begin

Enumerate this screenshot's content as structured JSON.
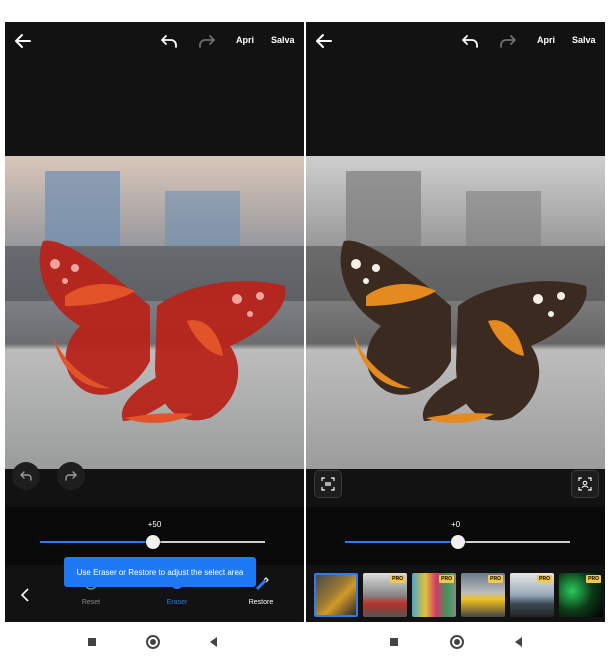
{
  "left_screen": {
    "header": {
      "open_label": "Apri",
      "save_label": "Salva"
    },
    "slider_value": "+50",
    "slider_level_fraction": 0.5,
    "toast_text": "Use Eraser or Restore to adjust the select area",
    "tools": [
      {
        "label": "Reset",
        "icon": "reset-icon"
      },
      {
        "label": "Eraser",
        "icon": "eraser-icon"
      },
      {
        "label": "Restore",
        "icon": "restore-icon"
      }
    ]
  },
  "right_screen": {
    "header": {
      "open_label": "Apri",
      "save_label": "Salva"
    },
    "slider_value": "+0",
    "slider_level_fraction": 0.5,
    "filters": [
      {
        "name": "filter-thumb-1",
        "pro": "",
        "selected": true
      },
      {
        "name": "filter-thumb-2",
        "pro": "PRO",
        "selected": false
      },
      {
        "name": "filter-thumb-3",
        "pro": "PRO",
        "selected": false
      },
      {
        "name": "filter-thumb-4",
        "pro": "PRO",
        "selected": false
      },
      {
        "name": "filter-thumb-5",
        "pro": "PRO",
        "selected": false
      },
      {
        "name": "filter-thumb-6",
        "pro": "PRO",
        "selected": false
      }
    ]
  },
  "colors": {
    "accent": "#2f7bf4",
    "mask": "#c0281c",
    "background": "#121212"
  }
}
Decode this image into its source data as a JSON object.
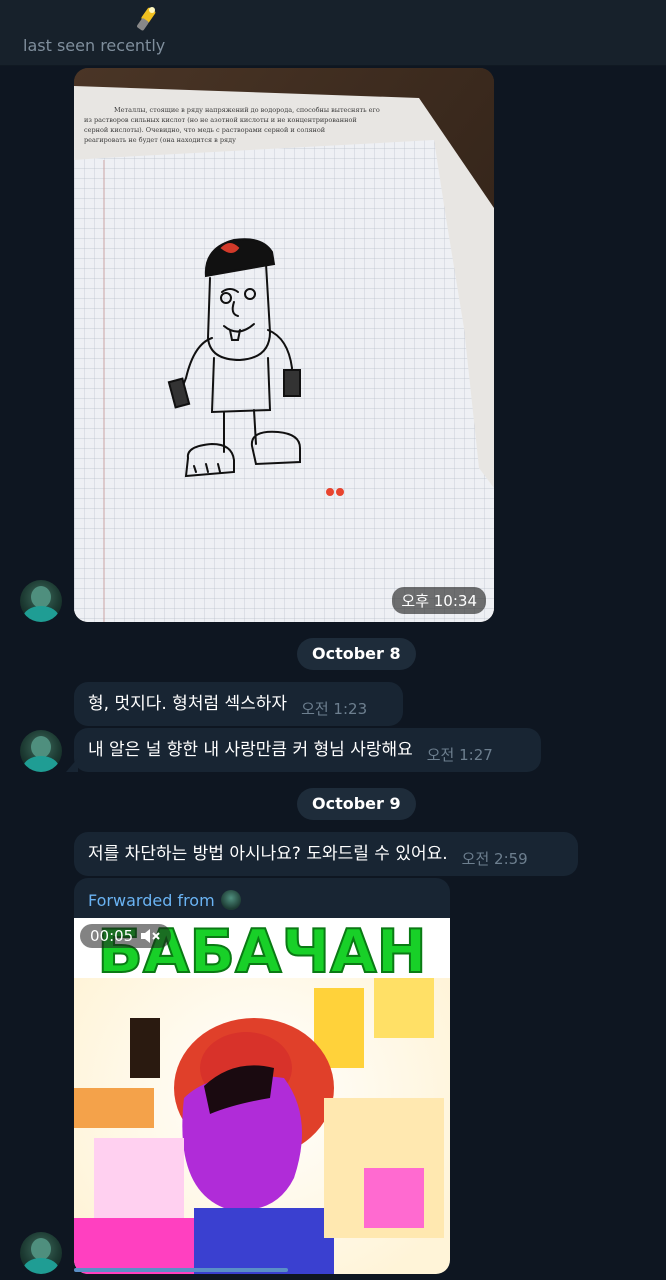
{
  "header": {
    "status": "last seen recently",
    "emoji_icon": "flashlight-emoji-icon"
  },
  "photo_message": {
    "time": "오후 10:34",
    "image_description_icon": "photo-drawing-on-graph-paper",
    "printed_text": [
      "Металлы, стоящие в ряду напряжений до водорода, способны вытеснять его",
      "из растворов сильных кислот (но не азотной кислоты и не концентрированной",
      "серной кислоты). Очевидно, что медь с растворами серной и соляной",
      "реагировать не будет (она находится в ряду"
    ]
  },
  "dates": {
    "oct8": "October 8",
    "oct9": "October 9"
  },
  "messages": [
    {
      "text": "형, 멋지다. 형처럼 섹스하자",
      "time": "오전 1:23"
    },
    {
      "text": "내 알은 널 향한 내 사랑만큼 커 형님 사랑해요",
      "time": "오전 1:27"
    },
    {
      "text": "저를 차단하는 방법 아시나요? 도와드릴 수 있어요.",
      "time": "오전 2:59"
    }
  ],
  "forwarded": {
    "label": "Forwarded from",
    "video_time": "00:05",
    "mute_icon": "speaker-muted-icon",
    "video_caption": "БАБАЧАН",
    "playback_fraction": 0.57
  },
  "colors": {
    "background": "#0e1621",
    "bubble": "#182533",
    "link": "#6ab3f3",
    "date_pill": "#1e2c3a"
  }
}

end

TASK
Each line of the material must be retyped exactly, except that images are omitted.

RESULT
Enumerate this screenshot's content as structured JSON.
{
  "left_screen": {
    "header": {
      "open_label": "Apri",
      "save_label": "Salva"
    },
    "slider_value": "+50",
    "slider_level_fraction": 0.5,
    "toast_text": "Use Eraser or Restore to adjust the select area",
    "tools": [
      {
        "label": "Reset",
        "icon": "reset-icon"
      },
      {
        "label": "Eraser",
        "icon": "eraser-icon"
      },
      {
        "label": "Restore",
        "icon": "restore-icon"
      }
    ]
  },
  "right_screen": {
    "header": {
      "open_label": "Apri",
      "save_label": "Salva"
    },
    "slider_value": "+0",
    "slider_level_fraction": 0.5,
    "filters": [
      {
        "name": "filter-thumb-1",
        "pro": "",
        "selected": true
      },
      {
        "name": "filter-thumb-2",
        "pro": "PRO",
        "selected": false
      },
      {
        "name": "filter-thumb-3",
        "pro": "PRO",
        "selected": false
      },
      {
        "name": "filter-thumb-4",
        "pro": "PRO",
        "selected": false
      },
      {
        "name": "filter-thumb-5",
        "pro": "PRO",
        "selected": false
      },
      {
        "name": "filter-thumb-6",
        "pro": "PRO",
        "selected": false
      }
    ]
  },
  "colors": {
    "accent": "#2f7bf4",
    "mask": "#c0281c",
    "background": "#121212"
  }
}
Decode this image into its source data as a JSON object.
{
  "header": {
    "status": "last seen recently",
    "emoji_icon": "flashlight-emoji-icon"
  },
  "photo_message": {
    "time": "오후 10:34",
    "image_description_icon": "photo-drawing-on-graph-paper",
    "printed_text": [
      "Металлы, стоящие в ряду напряжений до водорода, способны вытеснять его",
      "из растворов сильных кислот (но не азотной кислоты и не концентрированной",
      "серной кислоты). Очевидно, что медь с растворами серной и соляной",
      "реагировать не будет (она находится в ряду"
    ]
  },
  "dates": {
    "oct8": "October 8",
    "oct9": "October 9"
  },
  "messages": [
    {
      "text": "형, 멋지다. 형처럼 섹스하자",
      "time": "오전 1:23"
    },
    {
      "text": "내 알은 널 향한 내 사랑만큼 커 형님 사랑해요",
      "time": "오전 1:27"
    },
    {
      "text": "저를 차단하는 방법 아시나요? 도와드릴 수 있어요.",
      "time": "오전 2:59"
    }
  ],
  "forwarded": {
    "label": "Forwarded from",
    "video_time": "00:05",
    "mute_icon": "speaker-muted-icon",
    "video_caption": "БАБАЧАН",
    "playback_fraction": 0.57
  },
  "colors": {
    "background": "#0e1621",
    "bubble": "#182533",
    "link": "#6ab3f3",
    "date_pill": "#1e2c3a"
  }
}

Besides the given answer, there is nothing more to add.